# What the task requires
Look through the material below. Copy every line with the string "median" in it.

+++

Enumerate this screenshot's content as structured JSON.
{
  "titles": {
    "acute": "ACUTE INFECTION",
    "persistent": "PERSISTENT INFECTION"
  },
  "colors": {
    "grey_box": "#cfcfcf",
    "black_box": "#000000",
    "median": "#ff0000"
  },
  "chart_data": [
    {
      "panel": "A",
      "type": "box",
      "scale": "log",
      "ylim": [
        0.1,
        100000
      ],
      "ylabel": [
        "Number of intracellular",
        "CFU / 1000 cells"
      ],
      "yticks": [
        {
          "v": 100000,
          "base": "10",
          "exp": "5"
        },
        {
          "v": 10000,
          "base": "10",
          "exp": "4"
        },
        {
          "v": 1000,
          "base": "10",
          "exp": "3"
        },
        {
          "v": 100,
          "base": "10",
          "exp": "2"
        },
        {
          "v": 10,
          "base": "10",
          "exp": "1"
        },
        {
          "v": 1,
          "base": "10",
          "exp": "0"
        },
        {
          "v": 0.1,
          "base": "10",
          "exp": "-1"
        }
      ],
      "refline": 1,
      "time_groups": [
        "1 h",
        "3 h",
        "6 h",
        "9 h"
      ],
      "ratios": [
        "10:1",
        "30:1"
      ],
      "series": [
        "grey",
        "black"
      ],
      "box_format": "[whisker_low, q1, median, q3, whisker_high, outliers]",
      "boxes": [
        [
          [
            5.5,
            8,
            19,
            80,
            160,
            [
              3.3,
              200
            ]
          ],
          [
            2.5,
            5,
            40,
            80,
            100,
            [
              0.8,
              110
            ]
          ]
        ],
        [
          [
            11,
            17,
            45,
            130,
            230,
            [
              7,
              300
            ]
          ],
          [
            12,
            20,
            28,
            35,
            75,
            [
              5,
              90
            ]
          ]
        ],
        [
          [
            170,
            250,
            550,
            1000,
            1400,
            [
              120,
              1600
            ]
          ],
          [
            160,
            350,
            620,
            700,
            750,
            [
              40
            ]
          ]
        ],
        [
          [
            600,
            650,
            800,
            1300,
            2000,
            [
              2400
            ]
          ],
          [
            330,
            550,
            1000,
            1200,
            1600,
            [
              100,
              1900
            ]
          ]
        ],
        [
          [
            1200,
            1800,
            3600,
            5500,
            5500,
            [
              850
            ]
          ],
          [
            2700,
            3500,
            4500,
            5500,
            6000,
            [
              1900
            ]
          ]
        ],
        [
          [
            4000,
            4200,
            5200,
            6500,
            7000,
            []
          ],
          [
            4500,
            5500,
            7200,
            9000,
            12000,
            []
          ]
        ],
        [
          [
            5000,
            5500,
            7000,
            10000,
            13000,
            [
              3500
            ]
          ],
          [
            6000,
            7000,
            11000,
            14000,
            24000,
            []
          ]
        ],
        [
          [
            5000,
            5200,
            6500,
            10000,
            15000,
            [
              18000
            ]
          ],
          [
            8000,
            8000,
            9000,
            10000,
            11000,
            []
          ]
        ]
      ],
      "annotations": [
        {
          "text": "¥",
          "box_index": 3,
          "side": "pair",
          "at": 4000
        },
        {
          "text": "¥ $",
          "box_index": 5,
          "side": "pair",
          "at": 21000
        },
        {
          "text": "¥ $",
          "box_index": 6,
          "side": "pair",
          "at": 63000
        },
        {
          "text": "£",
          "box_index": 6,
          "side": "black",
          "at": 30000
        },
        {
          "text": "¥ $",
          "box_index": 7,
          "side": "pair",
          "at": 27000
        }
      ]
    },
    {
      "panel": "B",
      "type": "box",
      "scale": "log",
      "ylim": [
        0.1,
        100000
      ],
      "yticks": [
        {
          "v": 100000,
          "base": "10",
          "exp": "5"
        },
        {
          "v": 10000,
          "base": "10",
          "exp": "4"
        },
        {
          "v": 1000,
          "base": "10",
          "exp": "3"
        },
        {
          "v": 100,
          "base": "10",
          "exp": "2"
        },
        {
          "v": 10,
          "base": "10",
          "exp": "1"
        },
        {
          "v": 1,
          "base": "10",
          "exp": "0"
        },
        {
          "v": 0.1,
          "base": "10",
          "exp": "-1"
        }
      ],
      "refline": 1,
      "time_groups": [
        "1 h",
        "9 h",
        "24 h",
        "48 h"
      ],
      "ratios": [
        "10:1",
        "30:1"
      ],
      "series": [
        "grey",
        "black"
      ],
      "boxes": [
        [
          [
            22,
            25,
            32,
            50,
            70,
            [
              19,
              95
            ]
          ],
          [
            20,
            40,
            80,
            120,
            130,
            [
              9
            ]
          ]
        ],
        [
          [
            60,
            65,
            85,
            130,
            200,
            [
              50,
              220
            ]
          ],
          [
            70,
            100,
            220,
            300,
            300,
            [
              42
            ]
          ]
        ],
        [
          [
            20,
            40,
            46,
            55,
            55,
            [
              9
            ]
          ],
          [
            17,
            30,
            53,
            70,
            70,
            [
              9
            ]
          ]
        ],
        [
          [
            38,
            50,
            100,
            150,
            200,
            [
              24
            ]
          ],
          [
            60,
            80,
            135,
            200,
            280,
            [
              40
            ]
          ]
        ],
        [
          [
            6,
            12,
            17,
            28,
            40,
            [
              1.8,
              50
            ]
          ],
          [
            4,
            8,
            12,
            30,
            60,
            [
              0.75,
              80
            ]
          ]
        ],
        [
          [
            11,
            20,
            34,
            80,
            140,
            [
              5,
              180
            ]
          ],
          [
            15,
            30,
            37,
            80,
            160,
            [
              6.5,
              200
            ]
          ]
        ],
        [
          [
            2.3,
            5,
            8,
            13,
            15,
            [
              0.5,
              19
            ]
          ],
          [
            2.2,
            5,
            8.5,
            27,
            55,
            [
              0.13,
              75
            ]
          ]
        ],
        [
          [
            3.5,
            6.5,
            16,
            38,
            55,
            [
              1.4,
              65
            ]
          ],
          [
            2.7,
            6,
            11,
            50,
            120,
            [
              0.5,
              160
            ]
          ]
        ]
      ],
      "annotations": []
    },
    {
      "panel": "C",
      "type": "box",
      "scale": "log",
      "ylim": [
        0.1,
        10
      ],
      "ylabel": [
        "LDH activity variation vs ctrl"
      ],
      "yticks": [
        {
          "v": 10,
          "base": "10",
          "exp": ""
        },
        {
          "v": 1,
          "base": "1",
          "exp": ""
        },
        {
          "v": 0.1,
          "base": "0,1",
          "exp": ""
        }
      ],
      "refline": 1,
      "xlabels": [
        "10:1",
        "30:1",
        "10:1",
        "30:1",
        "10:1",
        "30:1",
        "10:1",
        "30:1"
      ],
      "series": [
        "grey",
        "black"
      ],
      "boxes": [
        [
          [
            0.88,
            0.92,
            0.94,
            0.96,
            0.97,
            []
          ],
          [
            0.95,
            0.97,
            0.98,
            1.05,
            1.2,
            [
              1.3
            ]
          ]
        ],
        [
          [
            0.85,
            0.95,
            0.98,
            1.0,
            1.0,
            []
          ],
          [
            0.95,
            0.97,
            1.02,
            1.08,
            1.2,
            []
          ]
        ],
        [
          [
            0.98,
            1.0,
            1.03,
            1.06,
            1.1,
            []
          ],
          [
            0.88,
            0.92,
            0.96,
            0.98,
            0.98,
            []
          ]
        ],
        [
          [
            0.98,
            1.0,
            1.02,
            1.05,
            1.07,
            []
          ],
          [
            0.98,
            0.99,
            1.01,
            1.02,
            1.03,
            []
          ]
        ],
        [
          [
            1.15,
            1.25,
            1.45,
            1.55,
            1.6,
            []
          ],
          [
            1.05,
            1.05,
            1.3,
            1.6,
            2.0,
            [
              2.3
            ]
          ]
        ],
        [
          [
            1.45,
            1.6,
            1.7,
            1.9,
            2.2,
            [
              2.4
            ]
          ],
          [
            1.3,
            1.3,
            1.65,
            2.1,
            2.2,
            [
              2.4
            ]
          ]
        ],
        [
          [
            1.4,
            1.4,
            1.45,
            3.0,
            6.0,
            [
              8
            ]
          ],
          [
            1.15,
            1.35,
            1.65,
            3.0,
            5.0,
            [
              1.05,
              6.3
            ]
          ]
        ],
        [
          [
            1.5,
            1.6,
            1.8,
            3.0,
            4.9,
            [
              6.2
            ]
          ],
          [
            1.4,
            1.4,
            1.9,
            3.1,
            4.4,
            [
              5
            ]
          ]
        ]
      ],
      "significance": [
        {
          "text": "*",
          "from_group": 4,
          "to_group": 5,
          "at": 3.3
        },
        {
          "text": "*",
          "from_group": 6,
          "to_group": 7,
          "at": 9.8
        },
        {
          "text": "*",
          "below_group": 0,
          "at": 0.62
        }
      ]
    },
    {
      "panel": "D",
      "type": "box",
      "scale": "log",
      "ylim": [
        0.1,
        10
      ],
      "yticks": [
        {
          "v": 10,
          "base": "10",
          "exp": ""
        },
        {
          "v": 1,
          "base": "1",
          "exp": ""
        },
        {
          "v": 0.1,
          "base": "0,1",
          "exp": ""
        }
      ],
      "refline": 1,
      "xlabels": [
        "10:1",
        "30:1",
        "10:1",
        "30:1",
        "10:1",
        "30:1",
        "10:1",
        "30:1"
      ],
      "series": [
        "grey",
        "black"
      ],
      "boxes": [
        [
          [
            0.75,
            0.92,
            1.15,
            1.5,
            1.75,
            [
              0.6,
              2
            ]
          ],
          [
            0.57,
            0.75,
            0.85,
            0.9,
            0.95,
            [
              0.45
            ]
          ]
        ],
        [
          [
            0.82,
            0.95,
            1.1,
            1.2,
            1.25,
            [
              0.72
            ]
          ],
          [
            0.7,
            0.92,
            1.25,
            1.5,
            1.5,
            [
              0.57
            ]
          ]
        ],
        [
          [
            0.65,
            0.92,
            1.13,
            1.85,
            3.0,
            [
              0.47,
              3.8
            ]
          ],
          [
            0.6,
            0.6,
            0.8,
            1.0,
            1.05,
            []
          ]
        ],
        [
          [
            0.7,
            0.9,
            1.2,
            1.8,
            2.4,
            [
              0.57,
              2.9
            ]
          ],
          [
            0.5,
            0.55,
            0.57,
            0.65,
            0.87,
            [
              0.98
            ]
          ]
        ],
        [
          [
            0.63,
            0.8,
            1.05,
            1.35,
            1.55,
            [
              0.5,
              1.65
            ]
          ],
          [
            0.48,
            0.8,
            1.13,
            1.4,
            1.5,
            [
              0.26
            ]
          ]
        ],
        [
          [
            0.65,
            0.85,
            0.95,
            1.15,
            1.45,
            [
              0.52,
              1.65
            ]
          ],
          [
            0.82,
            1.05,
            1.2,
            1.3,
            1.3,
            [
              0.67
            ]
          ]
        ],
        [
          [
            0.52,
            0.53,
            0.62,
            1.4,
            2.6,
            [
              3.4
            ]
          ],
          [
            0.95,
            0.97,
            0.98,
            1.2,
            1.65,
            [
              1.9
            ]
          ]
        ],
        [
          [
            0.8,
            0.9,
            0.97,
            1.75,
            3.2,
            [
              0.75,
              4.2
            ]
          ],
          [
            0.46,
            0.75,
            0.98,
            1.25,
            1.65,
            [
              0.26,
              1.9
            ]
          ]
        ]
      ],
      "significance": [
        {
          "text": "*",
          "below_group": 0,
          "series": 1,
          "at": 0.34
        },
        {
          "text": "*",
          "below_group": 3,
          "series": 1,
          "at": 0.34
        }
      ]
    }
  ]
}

+++

# Finished exercise
    "median": "#ff0000"
      "box_format": "[whisker_low, q1, median, q3, whisker_high, outliers]",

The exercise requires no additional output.